Exercise => Repeat exactly each line of the data provided below.

Material =>
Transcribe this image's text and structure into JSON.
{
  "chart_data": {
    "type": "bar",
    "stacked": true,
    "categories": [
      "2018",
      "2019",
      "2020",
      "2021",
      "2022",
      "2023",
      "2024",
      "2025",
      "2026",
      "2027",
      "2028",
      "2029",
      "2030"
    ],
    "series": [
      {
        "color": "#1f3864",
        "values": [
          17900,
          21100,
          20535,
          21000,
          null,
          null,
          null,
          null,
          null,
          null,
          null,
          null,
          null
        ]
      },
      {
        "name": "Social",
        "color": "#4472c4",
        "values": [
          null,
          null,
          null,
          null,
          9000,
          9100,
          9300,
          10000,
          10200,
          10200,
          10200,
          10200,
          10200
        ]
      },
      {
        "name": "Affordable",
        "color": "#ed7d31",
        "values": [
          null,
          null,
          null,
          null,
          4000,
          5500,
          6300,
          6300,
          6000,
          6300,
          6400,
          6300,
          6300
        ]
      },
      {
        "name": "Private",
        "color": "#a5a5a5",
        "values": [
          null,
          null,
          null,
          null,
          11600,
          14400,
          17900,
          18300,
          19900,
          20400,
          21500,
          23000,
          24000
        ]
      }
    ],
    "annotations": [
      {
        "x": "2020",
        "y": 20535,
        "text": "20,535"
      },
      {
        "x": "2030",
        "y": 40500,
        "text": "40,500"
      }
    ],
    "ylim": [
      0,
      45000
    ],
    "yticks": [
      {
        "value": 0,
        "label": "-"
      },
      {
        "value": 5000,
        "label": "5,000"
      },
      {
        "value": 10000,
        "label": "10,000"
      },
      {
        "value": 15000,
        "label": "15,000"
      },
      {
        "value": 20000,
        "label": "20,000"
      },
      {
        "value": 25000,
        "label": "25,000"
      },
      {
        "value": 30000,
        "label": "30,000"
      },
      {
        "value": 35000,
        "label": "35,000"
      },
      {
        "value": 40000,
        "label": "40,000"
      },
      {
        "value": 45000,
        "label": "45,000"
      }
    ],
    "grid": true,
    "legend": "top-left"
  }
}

Solved exercise =>
Transcribe this image's text and structure into JSON.
{
  "chart_data": {
    "type": "bar",
    "stacked": true,
    "categories": [
      "2018",
      "2019",
      "2020",
      "2021",
      "2022",
      "2023",
      "2024",
      "2025",
      "2026",
      "2027",
      "2028",
      "2029",
      "2030"
    ],
    "series": [
      {
        "color": "#1f3864",
        "values": [
          17900,
          21100,
          20535,
          21000,
          null,
          null,
          null,
          null,
          null,
          null,
          null,
          null,
          null
        ]
      },
      {
        "name": "Social",
        "color": "#4472c4",
        "values": [
          null,
          null,
          null,
          null,
          9000,
          9100,
          9300,
          10000,
          10200,
          10200,
          10200,
          10200,
          10200
        ]
      },
      {
        "name": "Affordable",
        "color": "#ed7d31",
        "values": [
          null,
          null,
          null,
          null,
          4000,
          5500,
          6300,
          6300,
          6000,
          6300,
          6400,
          6300,
          6300
        ]
      },
      {
        "name": "Private",
        "color": "#a5a5a5",
        "values": [
          null,
          null,
          null,
          null,
          11600,
          14400,
          17900,
          18300,
          19900,
          20400,
          21500,
          23000,
          24000
        ]
      }
    ],
    "annotations": [
      {
        "x": "2020",
        "y": 20535,
        "text": "20,535"
      },
      {
        "x": "2030",
        "y": 40500,
        "text": "40,500"
      }
    ],
    "ylim": [
      0,
      45000
    ],
    "yticks": [
      {
        "value": 0,
        "label": "-"
      },
      {
        "value": 5000,
        "label": "5,000"
      },
      {
        "value": 10000,
        "label": "10,000"
      },
      {
        "value": 15000,
        "label": "15,000"
      },
      {
        "value": 20000,
        "label": "20,000"
      },
      {
        "value": 25000,
        "label": "25,000"
      },
      {
        "value": 30000,
        "label": "30,000"
      },
      {
        "value": 35000,
        "label": "35,000"
      },
      {
        "value": 40000,
        "label": "40,000"
      },
      {
        "value": 45000,
        "label": "45,000"
      }
    ],
    "grid": true,
    "legend": "top-left"
  }
}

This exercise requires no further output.